> **Aim of the task**
Reproduce each line exactly, including spacing and punctuation.

═══ Data to use

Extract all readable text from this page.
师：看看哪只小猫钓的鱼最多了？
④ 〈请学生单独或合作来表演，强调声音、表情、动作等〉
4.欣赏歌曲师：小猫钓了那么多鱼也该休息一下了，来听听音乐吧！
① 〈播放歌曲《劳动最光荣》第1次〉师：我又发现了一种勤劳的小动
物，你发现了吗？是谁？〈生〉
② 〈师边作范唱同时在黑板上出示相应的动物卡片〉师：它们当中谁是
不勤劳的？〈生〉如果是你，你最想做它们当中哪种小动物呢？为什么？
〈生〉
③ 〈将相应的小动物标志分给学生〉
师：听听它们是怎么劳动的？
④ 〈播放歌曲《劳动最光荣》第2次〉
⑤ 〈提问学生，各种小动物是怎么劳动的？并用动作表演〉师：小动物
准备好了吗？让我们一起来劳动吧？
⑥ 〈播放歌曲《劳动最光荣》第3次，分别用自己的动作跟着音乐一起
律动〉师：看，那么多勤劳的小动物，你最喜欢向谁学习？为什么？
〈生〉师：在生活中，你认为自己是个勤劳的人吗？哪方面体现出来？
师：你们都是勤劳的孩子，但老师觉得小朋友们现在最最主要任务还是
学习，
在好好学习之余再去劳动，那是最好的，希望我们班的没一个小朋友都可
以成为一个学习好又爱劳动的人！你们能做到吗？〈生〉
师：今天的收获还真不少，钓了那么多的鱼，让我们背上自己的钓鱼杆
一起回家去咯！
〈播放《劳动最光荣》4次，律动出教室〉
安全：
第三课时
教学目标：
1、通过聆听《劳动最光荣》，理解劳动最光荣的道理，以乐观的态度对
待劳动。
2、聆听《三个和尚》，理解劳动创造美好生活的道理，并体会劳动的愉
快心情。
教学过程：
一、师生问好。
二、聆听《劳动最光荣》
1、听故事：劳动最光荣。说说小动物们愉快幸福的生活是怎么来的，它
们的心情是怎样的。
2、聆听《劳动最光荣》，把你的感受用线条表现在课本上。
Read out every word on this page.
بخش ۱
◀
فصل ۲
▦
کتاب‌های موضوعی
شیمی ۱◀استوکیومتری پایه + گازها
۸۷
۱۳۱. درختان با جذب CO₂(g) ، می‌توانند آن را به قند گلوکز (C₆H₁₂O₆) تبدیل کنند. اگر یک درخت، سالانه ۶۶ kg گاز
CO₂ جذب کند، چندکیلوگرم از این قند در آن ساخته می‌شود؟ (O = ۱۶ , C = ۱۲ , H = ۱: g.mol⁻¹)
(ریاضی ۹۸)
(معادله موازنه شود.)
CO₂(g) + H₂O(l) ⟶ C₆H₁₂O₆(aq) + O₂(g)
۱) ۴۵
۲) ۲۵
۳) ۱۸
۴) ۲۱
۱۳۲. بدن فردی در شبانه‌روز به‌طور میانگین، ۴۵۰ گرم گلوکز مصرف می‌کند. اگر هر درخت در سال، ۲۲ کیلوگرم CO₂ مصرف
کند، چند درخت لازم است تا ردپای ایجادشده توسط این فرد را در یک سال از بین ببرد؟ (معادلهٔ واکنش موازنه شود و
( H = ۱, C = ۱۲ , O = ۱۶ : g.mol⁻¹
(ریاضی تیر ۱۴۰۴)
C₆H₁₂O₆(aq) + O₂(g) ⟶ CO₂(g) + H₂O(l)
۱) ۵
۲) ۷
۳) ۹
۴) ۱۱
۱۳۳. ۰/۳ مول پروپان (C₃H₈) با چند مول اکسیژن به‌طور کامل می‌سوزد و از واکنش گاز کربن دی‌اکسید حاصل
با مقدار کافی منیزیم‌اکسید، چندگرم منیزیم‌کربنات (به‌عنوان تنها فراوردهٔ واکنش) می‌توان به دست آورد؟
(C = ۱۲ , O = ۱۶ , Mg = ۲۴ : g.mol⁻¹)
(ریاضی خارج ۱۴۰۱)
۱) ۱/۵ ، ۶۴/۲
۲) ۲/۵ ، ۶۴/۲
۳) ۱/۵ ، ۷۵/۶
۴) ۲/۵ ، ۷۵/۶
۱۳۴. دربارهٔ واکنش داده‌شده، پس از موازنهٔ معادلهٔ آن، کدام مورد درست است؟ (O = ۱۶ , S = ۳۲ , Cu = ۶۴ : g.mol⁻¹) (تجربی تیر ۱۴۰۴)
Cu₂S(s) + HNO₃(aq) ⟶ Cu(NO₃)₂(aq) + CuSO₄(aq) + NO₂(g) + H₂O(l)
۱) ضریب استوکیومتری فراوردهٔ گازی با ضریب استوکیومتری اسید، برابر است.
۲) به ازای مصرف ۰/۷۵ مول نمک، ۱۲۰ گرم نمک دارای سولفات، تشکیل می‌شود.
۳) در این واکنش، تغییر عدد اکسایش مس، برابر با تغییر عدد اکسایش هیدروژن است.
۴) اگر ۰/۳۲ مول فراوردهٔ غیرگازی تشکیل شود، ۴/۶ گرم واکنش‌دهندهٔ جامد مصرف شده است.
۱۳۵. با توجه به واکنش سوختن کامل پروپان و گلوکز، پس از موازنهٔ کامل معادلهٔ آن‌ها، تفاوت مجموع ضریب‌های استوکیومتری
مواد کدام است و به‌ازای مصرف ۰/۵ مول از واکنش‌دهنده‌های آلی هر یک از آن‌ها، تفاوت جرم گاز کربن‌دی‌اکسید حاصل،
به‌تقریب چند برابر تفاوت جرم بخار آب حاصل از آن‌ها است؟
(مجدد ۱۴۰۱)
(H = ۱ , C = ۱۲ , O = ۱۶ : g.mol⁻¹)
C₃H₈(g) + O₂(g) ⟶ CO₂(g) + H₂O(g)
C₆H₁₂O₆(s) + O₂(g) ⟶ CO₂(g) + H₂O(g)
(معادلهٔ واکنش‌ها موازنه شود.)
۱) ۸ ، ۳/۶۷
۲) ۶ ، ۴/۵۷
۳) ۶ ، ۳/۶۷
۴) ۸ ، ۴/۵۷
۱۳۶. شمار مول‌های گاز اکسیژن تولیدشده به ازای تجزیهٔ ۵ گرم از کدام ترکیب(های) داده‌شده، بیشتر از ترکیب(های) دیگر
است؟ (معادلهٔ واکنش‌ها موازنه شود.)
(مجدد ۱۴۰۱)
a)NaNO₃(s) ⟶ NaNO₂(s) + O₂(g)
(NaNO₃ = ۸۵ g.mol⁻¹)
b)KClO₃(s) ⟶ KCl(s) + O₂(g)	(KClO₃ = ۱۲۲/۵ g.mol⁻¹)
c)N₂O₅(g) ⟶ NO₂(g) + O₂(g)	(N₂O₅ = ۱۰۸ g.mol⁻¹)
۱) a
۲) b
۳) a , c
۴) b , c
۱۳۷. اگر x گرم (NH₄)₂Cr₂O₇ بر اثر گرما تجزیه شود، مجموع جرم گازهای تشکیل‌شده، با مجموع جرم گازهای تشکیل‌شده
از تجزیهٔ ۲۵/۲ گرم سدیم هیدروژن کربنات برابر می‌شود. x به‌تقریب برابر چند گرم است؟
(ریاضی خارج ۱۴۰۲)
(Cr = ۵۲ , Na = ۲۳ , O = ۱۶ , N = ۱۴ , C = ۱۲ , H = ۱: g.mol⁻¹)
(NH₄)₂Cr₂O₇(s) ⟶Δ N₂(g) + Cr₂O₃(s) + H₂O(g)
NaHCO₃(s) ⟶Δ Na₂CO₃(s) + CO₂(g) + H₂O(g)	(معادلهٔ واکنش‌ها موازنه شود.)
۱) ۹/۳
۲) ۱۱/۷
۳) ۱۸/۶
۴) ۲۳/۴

══════

> **Solution for this task**
Extract all readable text from this page.
师：看看哪只小猫钓的鱼最多了？
④ 〈请学生单独或合作来表演，强调声音、表情、动作等〉
4.欣赏歌曲师：小猫钓了那么多鱼也该休息一下了，来听听音乐吧！
① 〈播放歌曲《劳动最光荣》第1次〉师：我又发现了一种勤劳的小动
物，你发现了吗？是谁？〈生〉
② 〈师边作范唱同时在黑板上出示相应的动物卡片〉师：它们当中谁是
不勤劳的？〈生〉如果是你，你最想做它们当中哪种小动物呢？为什么？
〈生〉
③ 〈将相应的小动物标志分给学生〉
师：听听它们是怎么劳动的？
④ 〈播放歌曲《劳动最光荣》第2次〉
⑤ 〈提问学生，各种小动物是怎么劳动的？并用动作表演〉师：小动物
准备好了吗？让我们一起来劳动吧？
⑥ 〈播放歌曲《劳动最光荣》第3次，分别用自己的动作跟着音乐一起
律动〉师：看，那么多勤劳的小动物，你最喜欢向谁学习？为什么？
〈生〉师：在生活中，你认为自己是个勤劳的人吗？哪方面体现出来？
师：你们都是勤劳的孩子，但老师觉得小朋友们现在最最主要任务还是
学习，
在好好学习之余再去劳动，那是最好的，希望我们班的没一个小朋友都可
以成为一个学习好又爱劳动的人！你们能做到吗？〈生〉
师：今天的收获还真不少，钓了那么多的鱼，让我们背上自己的钓鱼杆
一起回家去咯！
〈播放《劳动最光荣》4次，律动出教室〉
安全：
第三课时
教学目标：
1、通过聆听《劳动最光荣》，理解劳动最光荣的道理，以乐观的态度对
待劳动。
2、聆听《三个和尚》，理解劳动创造美好生活的道理，并体会劳动的愉
快心情。
教学过程：
一、师生问好。
二、聆听《劳动最光荣》
1、听故事：劳动最光荣。说说小动物们愉快幸福的生活是怎么来的，它
们的心情是怎样的。
2、聆听《劳动最光荣》，把你的感受用线条表现在课本上。
Read out every word on this page.
بخش ۱
◀
فصل ۲
▦
کتاب‌های موضوعی
شیمی ۱◀استوکیومتری پایه + گازها
۸۷
۱۳۱. درختان با جذب CO₂(g) ، می‌توانند آن را به قند گلوکز (C₆H₁₂O₆) تبدیل کنند. اگر یک درخت، سالانه ۶۶ kg گاز
CO₂ جذب کند، چندکیلوگرم از این قند در آن ساخته می‌شود؟ (O = ۱۶ , C = ۱۲ , H = ۱: g.mol⁻¹)
(ریاضی ۹۸)
(معادله موازنه شود.)
CO₂(g) + H₂O(l) ⟶ C₆H₁₂O₆(aq) + O₂(g)
۱) ۴۵
۲) ۲۵
۳) ۱۸
۴) ۲۱
۱۳۲. بدن فردی در شبانه‌روز به‌طور میانگین، ۴۵۰ گرم گلوکز مصرف می‌کند. اگر هر درخت در سال، ۲۲ کیلوگرم CO₂ مصرف
کند، چند درخت لازم است تا ردپای ایجادشده توسط این فرد را در یک سال از بین ببرد؟ (معادلهٔ واکنش موازنه شود و
( H = ۱, C = ۱۲ , O = ۱۶ : g.mol⁻¹
(ریاضی تیر ۱۴۰۴)
C₆H₁₂O₆(aq) + O₂(g) ⟶ CO₂(g) + H₂O(l)
۱) ۵
۲) ۷
۳) ۹
۴) ۱۱
۱۳۳. ۰/۳ مول پروپان (C₃H₈) با چند مول اکسیژن به‌طور کامل می‌سوزد و از واکنش گاز کربن دی‌اکسید حاصل
با مقدار کافی منیزیم‌اکسید، چندگرم منیزیم‌کربنات (به‌عنوان تنها فراوردهٔ واکنش) می‌توان به دست آورد؟
(C = ۱۲ , O = ۱۶ , Mg = ۲۴ : g.mol⁻¹)
(ریاضی خارج ۱۴۰۱)
۱) ۱/۵ ، ۶۴/۲
۲) ۲/۵ ، ۶۴/۲
۳) ۱/۵ ، ۷۵/۶
۴) ۲/۵ ، ۷۵/۶
۱۳۴. دربارهٔ واکنش داده‌شده، پس از موازنهٔ معادلهٔ آن، کدام مورد درست است؟ (O = ۱۶ , S = ۳۲ , Cu = ۶۴ : g.mol⁻¹) (تجربی تیر ۱۴۰۴)
Cu₂S(s) + HNO₃(aq) ⟶ Cu(NO₃)₂(aq) + CuSO₄(aq) + NO₂(g) + H₂O(l)
۱) ضریب استوکیومتری فراوردهٔ گازی با ضریب استوکیومتری اسید، برابر است.
۲) به ازای مصرف ۰/۷۵ مول نمک، ۱۲۰ گرم نمک دارای سولفات، تشکیل می‌شود.
۳) در این واکنش، تغییر عدد اکسایش مس، برابر با تغییر عدد اکسایش هیدروژن است.
۴) اگر ۰/۳۲ مول فراوردهٔ غیرگازی تشکیل شود، ۴/۶ گرم واکنش‌دهندهٔ جامد مصرف شده است.
۱۳۵. با توجه به واکنش سوختن کامل پروپان و گلوکز، پس از موازنهٔ کامل معادلهٔ آن‌ها، تفاوت مجموع ضریب‌های استوکیومتری
مواد کدام است و به‌ازای مصرف ۰/۵ مول از واکنش‌دهنده‌های آلی هر یک از آن‌ها، تفاوت جرم گاز کربن‌دی‌اکسید حاصل،
به‌تقریب چند برابر تفاوت جرم بخار آب حاصل از آن‌ها است؟
(مجدد ۱۴۰۱)
(H = ۱ , C = ۱۲ , O = ۱۶ : g.mol⁻¹)
C₃H₈(g) + O₂(g) ⟶ CO₂(g) + H₂O(g)
C₆H₁₂O₆(s) + O₂(g) ⟶ CO₂(g) + H₂O(g)
(معادلهٔ واکنش‌ها موازنه شود.)
۱) ۸ ، ۳/۶۷
۲) ۶ ، ۴/۵۷
۳) ۶ ، ۳/۶۷
۴) ۸ ، ۴/۵۷
۱۳۶. شمار مول‌های گاز اکسیژن تولیدشده به ازای تجزیهٔ ۵ گرم از کدام ترکیب(های) داده‌شده، بیشتر از ترکیب(های) دیگر
است؟ (معادلهٔ واکنش‌ها موازنه شود.)
(مجدد ۱۴۰۱)
a)NaNO₃(s) ⟶ NaNO₂(s) + O₂(g)
(NaNO₃ = ۸۵ g.mol⁻¹)
b)KClO₃(s) ⟶ KCl(s) + O₂(g)	(KClO₃ = ۱۲۲/۵ g.mol⁻¹)
c)N₂O₅(g) ⟶ NO₂(g) + O₂(g)	(N₂O₅ = ۱۰۸ g.mol⁻¹)
۱) a
۲) b
۳) a , c
۴) b , c
۱۳۷. اگر x گرم (NH₄)₂Cr₂O₇ بر اثر گرما تجزیه شود، مجموع جرم گازهای تشکیل‌شده، با مجموع جرم گازهای تشکیل‌شده
از تجزیهٔ ۲۵/۲ گرم سدیم هیدروژن کربنات برابر می‌شود. x به‌تقریب برابر چند گرم است؟
(ریاضی خارج ۱۴۰۲)
(Cr = ۵۲ , Na = ۲۳ , O = ۱۶ , N = ۱۴ , C = ۱۲ , H = ۱: g.mol⁻¹)
(NH₄)₂Cr₂O₇(s) ⟶Δ N₂(g) + Cr₂O₃(s) + H₂O(g)
NaHCO₃(s) ⟶Δ Na₂CO₃(s) + CO₂(g) + H₂O(g)	(معادلهٔ واکنش‌ها موازنه شود.)
۱) ۹/۳
۲) ۱۱/۷
۳) ۱۸/۶
۴) ۲۳/۴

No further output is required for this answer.